*Stated goal*
Each line below either holds the string "передавал" or doesn't. Count those that do and give only the number.

Saved data entries:
::::::::::

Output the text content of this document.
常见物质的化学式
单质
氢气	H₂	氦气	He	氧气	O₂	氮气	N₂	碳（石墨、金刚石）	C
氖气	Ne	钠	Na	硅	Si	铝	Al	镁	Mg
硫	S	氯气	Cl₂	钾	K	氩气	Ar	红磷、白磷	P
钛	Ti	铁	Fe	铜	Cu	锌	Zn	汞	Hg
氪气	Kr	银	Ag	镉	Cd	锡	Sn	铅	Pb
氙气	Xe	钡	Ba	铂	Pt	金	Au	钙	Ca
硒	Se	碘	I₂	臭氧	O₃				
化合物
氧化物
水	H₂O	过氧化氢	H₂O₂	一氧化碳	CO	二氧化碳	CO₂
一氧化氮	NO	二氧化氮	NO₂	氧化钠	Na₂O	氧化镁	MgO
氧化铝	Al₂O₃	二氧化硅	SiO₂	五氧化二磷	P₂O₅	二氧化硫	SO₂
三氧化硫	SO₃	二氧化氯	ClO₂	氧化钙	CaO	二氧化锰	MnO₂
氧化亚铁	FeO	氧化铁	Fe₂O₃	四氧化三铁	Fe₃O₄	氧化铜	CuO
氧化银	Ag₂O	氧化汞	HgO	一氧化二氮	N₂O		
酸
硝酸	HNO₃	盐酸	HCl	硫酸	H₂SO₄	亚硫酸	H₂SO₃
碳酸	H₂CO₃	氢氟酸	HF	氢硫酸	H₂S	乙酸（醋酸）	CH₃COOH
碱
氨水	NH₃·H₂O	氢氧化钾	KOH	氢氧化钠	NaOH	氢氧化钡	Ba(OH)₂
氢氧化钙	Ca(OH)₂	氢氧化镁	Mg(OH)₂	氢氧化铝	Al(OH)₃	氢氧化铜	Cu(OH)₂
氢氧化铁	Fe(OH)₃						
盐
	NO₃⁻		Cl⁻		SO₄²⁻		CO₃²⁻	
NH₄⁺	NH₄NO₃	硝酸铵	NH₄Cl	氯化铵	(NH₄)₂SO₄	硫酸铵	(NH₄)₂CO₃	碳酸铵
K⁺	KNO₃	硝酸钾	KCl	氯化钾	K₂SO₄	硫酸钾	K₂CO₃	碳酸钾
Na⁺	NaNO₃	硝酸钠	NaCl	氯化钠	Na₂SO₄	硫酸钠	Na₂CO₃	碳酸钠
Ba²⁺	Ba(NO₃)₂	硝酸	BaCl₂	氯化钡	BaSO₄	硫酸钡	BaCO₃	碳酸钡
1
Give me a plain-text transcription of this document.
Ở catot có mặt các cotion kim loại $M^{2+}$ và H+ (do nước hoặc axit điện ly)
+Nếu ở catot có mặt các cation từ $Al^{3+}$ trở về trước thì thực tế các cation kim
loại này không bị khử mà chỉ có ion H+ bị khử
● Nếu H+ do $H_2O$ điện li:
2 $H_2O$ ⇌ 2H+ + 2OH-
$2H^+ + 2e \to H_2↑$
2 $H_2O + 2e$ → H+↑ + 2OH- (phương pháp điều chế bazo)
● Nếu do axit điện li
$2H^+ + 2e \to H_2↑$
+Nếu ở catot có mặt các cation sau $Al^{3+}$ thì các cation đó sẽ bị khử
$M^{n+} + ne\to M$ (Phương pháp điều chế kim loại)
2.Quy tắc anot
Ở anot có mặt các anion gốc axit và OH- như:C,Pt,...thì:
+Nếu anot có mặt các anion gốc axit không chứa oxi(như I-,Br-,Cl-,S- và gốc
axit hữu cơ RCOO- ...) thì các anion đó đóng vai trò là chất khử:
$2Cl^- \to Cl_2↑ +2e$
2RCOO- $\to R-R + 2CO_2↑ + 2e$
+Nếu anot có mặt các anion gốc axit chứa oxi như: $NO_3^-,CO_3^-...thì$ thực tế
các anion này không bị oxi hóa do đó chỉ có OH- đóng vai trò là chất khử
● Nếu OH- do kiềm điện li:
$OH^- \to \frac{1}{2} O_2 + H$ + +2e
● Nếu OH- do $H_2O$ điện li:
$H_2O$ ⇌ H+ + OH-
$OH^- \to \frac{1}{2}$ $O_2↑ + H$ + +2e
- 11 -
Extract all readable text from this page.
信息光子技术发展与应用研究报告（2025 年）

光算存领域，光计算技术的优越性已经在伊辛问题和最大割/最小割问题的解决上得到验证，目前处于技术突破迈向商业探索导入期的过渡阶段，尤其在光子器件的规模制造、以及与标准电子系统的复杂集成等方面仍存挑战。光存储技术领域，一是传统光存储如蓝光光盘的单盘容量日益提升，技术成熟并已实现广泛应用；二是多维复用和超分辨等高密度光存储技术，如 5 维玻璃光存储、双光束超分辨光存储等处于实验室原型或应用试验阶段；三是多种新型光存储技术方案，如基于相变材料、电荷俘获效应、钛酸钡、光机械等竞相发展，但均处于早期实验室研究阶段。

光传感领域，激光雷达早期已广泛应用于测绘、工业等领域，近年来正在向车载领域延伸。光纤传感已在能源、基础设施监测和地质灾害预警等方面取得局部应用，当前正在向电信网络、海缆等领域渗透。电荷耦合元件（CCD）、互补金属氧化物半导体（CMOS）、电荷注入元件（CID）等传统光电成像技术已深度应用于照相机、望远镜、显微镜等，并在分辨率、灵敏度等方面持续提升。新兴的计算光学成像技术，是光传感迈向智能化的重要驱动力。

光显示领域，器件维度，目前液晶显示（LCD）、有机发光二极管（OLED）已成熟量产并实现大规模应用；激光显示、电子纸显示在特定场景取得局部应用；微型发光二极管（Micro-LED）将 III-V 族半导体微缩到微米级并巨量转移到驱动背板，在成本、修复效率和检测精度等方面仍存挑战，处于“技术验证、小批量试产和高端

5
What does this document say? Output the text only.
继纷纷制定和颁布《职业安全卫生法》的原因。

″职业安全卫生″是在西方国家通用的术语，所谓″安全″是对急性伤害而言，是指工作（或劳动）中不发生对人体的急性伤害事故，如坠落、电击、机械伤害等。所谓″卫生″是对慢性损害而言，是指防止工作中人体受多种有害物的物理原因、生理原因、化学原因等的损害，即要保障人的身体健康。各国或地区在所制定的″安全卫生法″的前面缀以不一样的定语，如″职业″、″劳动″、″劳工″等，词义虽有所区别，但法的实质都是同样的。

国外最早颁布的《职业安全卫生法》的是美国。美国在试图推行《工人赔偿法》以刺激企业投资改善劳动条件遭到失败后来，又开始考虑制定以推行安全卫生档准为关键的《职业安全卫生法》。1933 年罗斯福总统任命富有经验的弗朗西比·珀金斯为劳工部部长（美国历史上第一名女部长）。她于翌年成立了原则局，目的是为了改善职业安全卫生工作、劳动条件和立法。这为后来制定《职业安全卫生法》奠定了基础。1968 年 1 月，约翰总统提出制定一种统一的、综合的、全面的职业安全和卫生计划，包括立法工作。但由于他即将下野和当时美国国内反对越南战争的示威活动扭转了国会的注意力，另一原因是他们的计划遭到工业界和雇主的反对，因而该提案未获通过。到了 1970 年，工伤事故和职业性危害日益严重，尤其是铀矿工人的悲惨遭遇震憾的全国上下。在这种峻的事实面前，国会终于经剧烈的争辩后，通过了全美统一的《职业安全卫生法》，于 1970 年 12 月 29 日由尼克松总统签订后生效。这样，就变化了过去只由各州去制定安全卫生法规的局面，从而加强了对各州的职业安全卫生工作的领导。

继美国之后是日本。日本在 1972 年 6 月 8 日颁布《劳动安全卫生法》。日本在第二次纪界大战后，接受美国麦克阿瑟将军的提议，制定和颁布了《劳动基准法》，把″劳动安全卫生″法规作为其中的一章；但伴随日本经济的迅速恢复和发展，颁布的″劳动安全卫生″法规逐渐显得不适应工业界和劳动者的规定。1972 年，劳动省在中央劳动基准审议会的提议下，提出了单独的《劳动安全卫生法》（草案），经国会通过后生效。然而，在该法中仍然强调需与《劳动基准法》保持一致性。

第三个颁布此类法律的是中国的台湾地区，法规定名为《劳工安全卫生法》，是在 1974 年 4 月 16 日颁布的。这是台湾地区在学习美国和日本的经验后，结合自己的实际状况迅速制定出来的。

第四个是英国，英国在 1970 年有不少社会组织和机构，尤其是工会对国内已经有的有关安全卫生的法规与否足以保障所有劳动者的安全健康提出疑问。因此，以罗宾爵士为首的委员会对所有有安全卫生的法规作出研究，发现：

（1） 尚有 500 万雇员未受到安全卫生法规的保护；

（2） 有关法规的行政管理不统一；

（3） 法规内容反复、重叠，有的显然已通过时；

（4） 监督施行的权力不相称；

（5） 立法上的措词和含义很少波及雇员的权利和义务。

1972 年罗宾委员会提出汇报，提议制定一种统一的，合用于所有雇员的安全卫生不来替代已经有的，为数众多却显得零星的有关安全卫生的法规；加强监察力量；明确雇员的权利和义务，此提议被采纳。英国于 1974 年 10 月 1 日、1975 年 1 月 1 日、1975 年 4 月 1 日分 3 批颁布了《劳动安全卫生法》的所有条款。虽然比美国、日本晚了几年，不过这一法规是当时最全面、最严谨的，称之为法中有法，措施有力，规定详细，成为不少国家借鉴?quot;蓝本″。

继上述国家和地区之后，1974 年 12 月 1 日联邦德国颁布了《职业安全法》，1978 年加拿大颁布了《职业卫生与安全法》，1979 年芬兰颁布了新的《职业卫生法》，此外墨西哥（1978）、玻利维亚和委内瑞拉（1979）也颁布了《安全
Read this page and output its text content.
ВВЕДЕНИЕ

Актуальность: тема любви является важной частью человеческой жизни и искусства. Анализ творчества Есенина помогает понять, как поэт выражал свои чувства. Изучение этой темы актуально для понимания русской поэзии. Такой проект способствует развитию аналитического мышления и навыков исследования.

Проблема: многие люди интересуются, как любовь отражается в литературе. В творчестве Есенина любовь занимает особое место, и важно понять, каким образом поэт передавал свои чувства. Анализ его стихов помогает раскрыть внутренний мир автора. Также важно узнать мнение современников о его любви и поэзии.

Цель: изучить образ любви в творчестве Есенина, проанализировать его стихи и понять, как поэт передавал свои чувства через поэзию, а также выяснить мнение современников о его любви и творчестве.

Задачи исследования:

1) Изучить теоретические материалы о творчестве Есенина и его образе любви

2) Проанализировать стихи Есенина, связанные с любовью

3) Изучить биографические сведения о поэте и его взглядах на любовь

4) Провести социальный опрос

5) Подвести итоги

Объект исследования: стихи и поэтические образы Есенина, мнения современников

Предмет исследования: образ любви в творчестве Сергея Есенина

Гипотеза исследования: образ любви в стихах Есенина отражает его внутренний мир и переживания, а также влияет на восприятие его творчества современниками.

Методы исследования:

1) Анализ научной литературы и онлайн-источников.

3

::::::::::

*Task output*
2